━━━━━ Data records

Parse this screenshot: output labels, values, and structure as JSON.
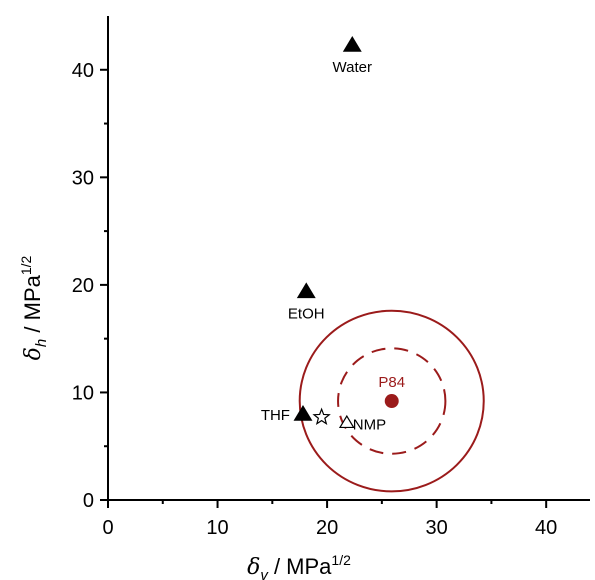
{
  "chart_data": {
    "type": "scatter",
    "xlim": [
      0,
      44
    ],
    "ylim": [
      0,
      45
    ],
    "x_ticks": [
      0,
      10,
      20,
      30,
      40
    ],
    "y_ticks": [
      0,
      10,
      20,
      30,
      40
    ],
    "x_tick_labels": [
      "0",
      "10",
      "20",
      "30",
      "40"
    ],
    "y_tick_labels": [
      "0",
      "10",
      "20",
      "30",
      "40"
    ],
    "xlabel": {
      "symbol": "δ",
      "sub": "v",
      "unit": " / MPa",
      "sup": "1/2"
    },
    "ylabel": {
      "symbol": "δ",
      "sub": "h",
      "unit": " / MPa",
      "sup": "1/2"
    },
    "grid": false,
    "points": [
      {
        "label": "Water",
        "x": 22.3,
        "y": 42.3,
        "marker": "filled-triangle",
        "label_pos": "below"
      },
      {
        "label": "EtOH",
        "x": 18.1,
        "y": 19.4,
        "marker": "filled-triangle",
        "label_pos": "below"
      },
      {
        "label": "THF",
        "x": 17.8,
        "y": 8.0,
        "marker": "filled-triangle",
        "label_pos": "left"
      },
      {
        "label": "",
        "x": 19.5,
        "y": 7.7,
        "marker": "open-star",
        "label_pos": "none"
      },
      {
        "label": "NMP",
        "x": 21.8,
        "y": 7.2,
        "marker": "open-triangle",
        "label_pos": "right"
      },
      {
        "label": "P84",
        "x": 25.9,
        "y": 9.2,
        "marker": "filled-circle",
        "label_pos": "above"
      }
    ],
    "circles": [
      {
        "center_x": 25.9,
        "center_y": 9.2,
        "radius": 8.4,
        "style": "solid"
      },
      {
        "center_x": 25.9,
        "center_y": 9.2,
        "radius": 4.9,
        "style": "dashed"
      }
    ]
  },
  "colors": {
    "axis": "#000000",
    "solvent": "#000000",
    "polymer": "#9b1b1b"
  }
}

━━━━━━━━━━

■ Work to be completed
Return all the entries word for word, but omit any pictures they contain.

■ Task result
Parse this screenshot: output labels, values, and structure as JSON.
{
  "chart_data": {
    "type": "scatter",
    "xlim": [
      0,
      44
    ],
    "ylim": [
      0,
      45
    ],
    "x_ticks": [
      0,
      10,
      20,
      30,
      40
    ],
    "y_ticks": [
      0,
      10,
      20,
      30,
      40
    ],
    "x_tick_labels": [
      "0",
      "10",
      "20",
      "30",
      "40"
    ],
    "y_tick_labels": [
      "0",
      "10",
      "20",
      "30",
      "40"
    ],
    "xlabel": {
      "symbol": "δ",
      "sub": "v",
      "unit": " / MPa",
      "sup": "1/2"
    },
    "ylabel": {
      "symbol": "δ",
      "sub": "h",
      "unit": " / MPa",
      "sup": "1/2"
    },
    "grid": false,
    "points": [
      {
        "label": "Water",
        "x": 22.3,
        "y": 42.3,
        "marker": "filled-triangle",
        "label_pos": "below"
      },
      {
        "label": "EtOH",
        "x": 18.1,
        "y": 19.4,
        "marker": "filled-triangle",
        "label_pos": "below"
      },
      {
        "label": "THF",
        "x": 17.8,
        "y": 8.0,
        "marker": "filled-triangle",
        "label_pos": "left"
      },
      {
        "label": "",
        "x": 19.5,
        "y": 7.7,
        "marker": "open-star",
        "label_pos": "none"
      },
      {
        "label": "NMP",
        "x": 21.8,
        "y": 7.2,
        "marker": "open-triangle",
        "label_pos": "right"
      },
      {
        "label": "P84",
        "x": 25.9,
        "y": 9.2,
        "marker": "filled-circle",
        "label_pos": "above"
      }
    ],
    "circles": [
      {
        "center_x": 25.9,
        "center_y": 9.2,
        "radius": 8.4,
        "style": "solid"
      },
      {
        "center_x": 25.9,
        "center_y": 9.2,
        "radius": 4.9,
        "style": "dashed"
      }
    ]
  },
  "colors": {
    "axis": "#000000",
    "solvent": "#000000",
    "polymer": "#9b1b1b"
  }
}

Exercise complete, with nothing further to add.